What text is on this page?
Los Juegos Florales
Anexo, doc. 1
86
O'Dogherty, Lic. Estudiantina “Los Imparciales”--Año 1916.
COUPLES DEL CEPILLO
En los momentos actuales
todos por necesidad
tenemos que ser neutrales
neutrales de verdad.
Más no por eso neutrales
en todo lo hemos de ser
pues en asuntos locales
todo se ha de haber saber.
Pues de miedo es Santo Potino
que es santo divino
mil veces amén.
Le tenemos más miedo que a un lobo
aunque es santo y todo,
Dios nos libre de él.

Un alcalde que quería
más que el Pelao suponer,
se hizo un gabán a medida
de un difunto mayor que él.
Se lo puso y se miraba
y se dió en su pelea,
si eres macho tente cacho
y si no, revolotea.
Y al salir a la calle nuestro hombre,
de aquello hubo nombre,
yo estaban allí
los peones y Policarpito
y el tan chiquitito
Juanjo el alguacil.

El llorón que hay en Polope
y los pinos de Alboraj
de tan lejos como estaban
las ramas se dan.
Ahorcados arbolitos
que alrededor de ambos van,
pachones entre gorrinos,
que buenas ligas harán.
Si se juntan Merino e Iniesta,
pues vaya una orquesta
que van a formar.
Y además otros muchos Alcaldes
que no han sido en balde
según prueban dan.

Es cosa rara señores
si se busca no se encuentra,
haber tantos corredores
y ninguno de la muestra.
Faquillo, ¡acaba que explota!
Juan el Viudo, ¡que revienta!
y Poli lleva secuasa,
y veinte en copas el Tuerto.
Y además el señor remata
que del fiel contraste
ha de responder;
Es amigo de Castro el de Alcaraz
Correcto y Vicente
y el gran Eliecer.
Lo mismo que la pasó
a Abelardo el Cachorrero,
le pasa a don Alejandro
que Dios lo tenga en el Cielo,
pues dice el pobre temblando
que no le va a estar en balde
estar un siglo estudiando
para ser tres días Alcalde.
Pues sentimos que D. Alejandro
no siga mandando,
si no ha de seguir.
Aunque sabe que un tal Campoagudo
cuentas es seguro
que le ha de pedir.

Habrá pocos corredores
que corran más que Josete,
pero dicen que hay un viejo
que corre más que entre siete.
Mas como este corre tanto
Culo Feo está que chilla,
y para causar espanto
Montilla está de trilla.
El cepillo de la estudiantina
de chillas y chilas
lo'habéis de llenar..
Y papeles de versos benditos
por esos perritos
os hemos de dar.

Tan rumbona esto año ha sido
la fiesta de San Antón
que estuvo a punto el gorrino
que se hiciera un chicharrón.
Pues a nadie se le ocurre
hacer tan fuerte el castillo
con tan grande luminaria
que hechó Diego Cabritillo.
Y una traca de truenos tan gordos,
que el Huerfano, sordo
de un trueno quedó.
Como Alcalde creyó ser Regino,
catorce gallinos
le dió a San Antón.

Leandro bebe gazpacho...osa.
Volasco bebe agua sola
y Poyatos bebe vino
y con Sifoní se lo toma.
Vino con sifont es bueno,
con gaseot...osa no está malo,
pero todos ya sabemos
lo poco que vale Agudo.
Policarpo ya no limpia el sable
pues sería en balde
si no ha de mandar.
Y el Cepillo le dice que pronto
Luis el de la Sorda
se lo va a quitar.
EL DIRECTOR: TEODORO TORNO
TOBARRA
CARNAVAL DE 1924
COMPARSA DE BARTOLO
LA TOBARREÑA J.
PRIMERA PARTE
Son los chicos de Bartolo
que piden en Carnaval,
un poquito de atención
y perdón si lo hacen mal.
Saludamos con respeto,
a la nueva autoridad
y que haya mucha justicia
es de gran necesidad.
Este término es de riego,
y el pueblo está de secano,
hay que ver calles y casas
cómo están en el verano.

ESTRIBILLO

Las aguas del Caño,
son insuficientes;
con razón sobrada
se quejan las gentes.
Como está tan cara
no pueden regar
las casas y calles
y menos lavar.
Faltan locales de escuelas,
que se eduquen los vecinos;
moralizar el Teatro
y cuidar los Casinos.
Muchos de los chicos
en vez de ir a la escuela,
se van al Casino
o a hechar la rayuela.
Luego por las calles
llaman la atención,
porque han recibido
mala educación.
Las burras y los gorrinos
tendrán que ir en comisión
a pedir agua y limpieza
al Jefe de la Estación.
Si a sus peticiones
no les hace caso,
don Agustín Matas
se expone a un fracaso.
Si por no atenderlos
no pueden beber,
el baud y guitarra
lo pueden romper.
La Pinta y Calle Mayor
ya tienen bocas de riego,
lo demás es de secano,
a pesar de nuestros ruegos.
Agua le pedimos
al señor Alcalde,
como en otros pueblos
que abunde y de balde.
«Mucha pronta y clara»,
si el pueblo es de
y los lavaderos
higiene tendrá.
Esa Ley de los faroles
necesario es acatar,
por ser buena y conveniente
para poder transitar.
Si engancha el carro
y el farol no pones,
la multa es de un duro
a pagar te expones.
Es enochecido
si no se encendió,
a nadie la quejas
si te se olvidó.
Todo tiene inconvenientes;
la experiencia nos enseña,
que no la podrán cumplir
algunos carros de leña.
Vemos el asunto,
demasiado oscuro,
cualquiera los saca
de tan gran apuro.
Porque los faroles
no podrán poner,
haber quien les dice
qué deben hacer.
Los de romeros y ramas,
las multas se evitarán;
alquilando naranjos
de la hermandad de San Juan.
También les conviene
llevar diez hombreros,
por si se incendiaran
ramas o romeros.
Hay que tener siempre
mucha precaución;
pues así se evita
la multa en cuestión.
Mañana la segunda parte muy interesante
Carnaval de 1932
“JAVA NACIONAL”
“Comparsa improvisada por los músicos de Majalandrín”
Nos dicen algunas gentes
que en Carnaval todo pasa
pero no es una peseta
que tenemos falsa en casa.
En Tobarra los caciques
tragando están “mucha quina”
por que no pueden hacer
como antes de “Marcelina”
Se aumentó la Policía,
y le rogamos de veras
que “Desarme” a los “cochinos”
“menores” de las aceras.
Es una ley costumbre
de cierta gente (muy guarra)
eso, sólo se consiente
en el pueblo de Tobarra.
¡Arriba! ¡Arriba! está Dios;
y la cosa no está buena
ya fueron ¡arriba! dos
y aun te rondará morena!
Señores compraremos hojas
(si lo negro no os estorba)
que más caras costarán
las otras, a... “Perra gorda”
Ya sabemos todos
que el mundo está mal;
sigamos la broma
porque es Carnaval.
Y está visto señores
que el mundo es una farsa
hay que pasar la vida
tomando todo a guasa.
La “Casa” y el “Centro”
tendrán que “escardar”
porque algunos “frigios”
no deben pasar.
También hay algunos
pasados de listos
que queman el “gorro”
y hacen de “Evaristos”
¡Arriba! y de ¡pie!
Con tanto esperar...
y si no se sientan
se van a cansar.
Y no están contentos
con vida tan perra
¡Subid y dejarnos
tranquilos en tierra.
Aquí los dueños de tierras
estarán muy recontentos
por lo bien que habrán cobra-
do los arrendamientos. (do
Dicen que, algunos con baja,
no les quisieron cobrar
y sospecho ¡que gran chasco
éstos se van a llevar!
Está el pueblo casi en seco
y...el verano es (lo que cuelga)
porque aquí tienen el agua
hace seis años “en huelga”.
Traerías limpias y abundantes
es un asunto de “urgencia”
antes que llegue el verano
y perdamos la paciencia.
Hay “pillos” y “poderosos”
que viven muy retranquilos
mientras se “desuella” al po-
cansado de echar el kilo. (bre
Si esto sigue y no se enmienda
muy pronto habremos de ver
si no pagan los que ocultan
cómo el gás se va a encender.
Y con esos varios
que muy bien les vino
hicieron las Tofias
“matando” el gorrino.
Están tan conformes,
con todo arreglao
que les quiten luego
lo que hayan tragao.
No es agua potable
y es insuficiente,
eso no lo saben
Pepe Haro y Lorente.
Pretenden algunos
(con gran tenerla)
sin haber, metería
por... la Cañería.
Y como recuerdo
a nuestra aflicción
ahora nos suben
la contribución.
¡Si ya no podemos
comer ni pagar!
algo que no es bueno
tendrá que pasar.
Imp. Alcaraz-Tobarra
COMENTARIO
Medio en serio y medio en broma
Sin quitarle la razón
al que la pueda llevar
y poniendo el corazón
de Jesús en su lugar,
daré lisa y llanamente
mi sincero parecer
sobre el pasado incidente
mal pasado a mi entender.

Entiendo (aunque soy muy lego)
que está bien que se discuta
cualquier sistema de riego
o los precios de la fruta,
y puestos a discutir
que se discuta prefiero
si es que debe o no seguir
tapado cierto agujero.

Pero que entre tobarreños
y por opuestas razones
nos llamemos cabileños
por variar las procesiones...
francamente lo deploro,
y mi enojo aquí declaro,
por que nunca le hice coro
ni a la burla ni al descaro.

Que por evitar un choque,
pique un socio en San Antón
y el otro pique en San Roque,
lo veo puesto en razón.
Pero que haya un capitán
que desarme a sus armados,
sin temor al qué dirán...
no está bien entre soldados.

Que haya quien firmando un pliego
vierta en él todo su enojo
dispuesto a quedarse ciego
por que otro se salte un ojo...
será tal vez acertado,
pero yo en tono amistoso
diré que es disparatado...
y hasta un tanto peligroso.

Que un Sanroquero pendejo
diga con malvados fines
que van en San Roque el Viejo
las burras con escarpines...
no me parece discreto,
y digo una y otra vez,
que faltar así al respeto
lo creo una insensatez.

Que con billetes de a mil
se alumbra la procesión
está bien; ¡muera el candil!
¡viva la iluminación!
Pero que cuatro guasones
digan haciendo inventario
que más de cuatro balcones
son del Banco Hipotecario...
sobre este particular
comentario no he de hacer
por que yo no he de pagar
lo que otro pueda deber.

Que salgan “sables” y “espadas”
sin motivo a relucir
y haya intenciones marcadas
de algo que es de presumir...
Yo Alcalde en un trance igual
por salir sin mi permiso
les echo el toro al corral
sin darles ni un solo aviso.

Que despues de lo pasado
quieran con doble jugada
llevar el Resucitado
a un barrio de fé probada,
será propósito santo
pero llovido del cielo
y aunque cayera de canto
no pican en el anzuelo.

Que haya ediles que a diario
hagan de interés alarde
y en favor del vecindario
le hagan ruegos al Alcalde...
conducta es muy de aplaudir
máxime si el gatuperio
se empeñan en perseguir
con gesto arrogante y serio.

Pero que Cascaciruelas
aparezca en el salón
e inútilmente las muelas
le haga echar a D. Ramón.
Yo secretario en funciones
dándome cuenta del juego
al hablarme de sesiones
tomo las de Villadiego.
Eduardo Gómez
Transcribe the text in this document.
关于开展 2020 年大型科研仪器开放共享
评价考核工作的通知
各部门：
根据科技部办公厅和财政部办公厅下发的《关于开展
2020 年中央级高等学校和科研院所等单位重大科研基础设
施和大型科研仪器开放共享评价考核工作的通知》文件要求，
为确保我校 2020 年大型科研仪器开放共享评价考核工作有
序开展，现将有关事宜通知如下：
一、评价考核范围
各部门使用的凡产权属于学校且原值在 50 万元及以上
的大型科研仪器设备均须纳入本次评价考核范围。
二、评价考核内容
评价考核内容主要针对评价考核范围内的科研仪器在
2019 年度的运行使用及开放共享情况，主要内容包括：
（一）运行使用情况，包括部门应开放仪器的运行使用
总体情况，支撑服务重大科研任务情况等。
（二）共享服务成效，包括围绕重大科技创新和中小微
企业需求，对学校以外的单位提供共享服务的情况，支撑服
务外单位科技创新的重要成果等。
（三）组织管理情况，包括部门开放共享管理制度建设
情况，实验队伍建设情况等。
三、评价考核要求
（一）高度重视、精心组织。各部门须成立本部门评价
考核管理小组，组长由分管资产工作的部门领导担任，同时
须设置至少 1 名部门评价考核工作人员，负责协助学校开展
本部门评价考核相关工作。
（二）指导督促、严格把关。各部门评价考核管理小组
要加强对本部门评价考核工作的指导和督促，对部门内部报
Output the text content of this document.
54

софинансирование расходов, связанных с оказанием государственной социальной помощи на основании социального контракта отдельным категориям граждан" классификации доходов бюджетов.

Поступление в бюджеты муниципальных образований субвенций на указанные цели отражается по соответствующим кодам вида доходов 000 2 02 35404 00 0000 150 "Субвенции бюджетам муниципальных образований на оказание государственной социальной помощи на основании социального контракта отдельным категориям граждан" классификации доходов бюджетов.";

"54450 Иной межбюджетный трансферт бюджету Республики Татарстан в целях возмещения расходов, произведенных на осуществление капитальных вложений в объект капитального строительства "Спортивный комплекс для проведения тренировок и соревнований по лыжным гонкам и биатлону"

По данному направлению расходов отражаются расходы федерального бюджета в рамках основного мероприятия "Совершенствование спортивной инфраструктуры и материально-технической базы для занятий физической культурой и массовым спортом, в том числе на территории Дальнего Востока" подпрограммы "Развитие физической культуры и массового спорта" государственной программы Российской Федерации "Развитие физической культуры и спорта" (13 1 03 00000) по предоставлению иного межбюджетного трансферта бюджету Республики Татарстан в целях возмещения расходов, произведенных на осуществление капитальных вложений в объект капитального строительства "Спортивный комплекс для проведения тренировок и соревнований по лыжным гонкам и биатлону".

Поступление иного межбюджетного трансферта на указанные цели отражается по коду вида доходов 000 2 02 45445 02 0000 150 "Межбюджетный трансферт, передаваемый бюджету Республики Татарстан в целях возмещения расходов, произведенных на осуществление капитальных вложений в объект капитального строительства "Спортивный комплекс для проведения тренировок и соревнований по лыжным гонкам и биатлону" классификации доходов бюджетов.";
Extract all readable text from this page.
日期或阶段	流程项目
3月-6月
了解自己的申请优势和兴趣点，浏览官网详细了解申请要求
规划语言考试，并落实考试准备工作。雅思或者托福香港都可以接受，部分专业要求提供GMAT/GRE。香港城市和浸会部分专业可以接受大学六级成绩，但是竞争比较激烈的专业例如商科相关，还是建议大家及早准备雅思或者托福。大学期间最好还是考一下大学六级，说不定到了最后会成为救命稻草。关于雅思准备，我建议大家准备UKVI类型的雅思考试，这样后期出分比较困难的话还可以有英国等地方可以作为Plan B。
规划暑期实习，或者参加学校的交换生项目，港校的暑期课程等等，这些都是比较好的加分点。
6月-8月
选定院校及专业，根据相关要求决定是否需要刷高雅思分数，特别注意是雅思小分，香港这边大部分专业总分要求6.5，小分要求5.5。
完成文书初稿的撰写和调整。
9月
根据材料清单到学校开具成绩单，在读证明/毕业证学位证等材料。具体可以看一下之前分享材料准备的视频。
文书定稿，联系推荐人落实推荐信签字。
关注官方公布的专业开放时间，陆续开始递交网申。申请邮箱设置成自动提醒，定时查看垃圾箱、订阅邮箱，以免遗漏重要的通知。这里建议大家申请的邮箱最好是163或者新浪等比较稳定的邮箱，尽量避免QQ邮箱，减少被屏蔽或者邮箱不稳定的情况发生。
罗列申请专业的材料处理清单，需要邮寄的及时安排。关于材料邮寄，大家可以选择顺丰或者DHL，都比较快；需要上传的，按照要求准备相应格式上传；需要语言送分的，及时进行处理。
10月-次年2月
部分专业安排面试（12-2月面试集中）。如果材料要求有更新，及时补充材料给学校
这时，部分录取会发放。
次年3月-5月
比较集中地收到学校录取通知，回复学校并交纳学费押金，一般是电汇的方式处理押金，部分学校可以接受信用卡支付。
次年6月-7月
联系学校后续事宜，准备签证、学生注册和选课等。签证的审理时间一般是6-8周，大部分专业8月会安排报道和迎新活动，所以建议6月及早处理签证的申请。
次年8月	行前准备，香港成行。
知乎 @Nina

• [Objective] Reproduce exactly the line that holds "Extract all readable text from this page.", then every line after it, ending with the final line of the records above.

• [The reply]
Extract all readable text from this page.
日期或阶段	流程项目
3月-6月
了解自己的申请优势和兴趣点，浏览官网详细了解申请要求
规划语言考试，并落实考试准备工作。雅思或者托福香港都可以接受，部分专业要求提供GMAT/GRE。香港城市和浸会部分专业可以接受大学六级成绩，但是竞争比较激烈的专业例如商科相关，还是建议大家及早准备雅思或者托福。大学期间最好还是考一下大学六级，说不定到了最后会成为救命稻草。关于雅思准备，我建议大家准备UKVI类型的雅思考试，这样后期出分比较困难的话还可以有英国等地方可以作为Plan B。
规划暑期实习，或者参加学校的交换生项目，港校的暑期课程等等，这些都是比较好的加分点。
6月-8月
选定院校及专业，根据相关要求决定是否需要刷高雅思分数，特别注意是雅思小分，香港这边大部分专业总分要求6.5，小分要求5.5。
完成文书初稿的撰写和调整。
9月
根据材料清单到学校开具成绩单，在读证明/毕业证学位证等材料。具体可以看一下之前分享材料准备的视频。
文书定稿，联系推荐人落实推荐信签字。
关注官方公布的专业开放时间，陆续开始递交网申。申请邮箱设置成自动提醒，定时查看垃圾箱、订阅邮箱，以免遗漏重要的通知。这里建议大家申请的邮箱最好是163或者新浪等比较稳定的邮箱，尽量避免QQ邮箱，减少被屏蔽或者邮箱不稳定的情况发生。
罗列申请专业的材料处理清单，需要邮寄的及时安排。关于材料邮寄，大家可以选择顺丰或者DHL，都比较快；需要上传的，按照要求准备相应格式上传；需要语言送分的，及时进行处理。
10月-次年2月
部分专业安排面试（12-2月面试集中）。如果材料要求有更新，及时补充材料给学校
这时，部分录取会发放。
次年3月-5月
比较集中地收到学校录取通知，回复学校并交纳学费押金，一般是电汇的方式处理押金，部分学校可以接受信用卡支付。
次年6月-7月
联系学校后续事宜，准备签证、学生注册和选课等。签证的审理时间一般是6-8周，大部分专业8月会安排报道和迎新活动，所以建议6月及早处理签证的申请。
次年8月	行前准备，香港成行。
知乎 @Nina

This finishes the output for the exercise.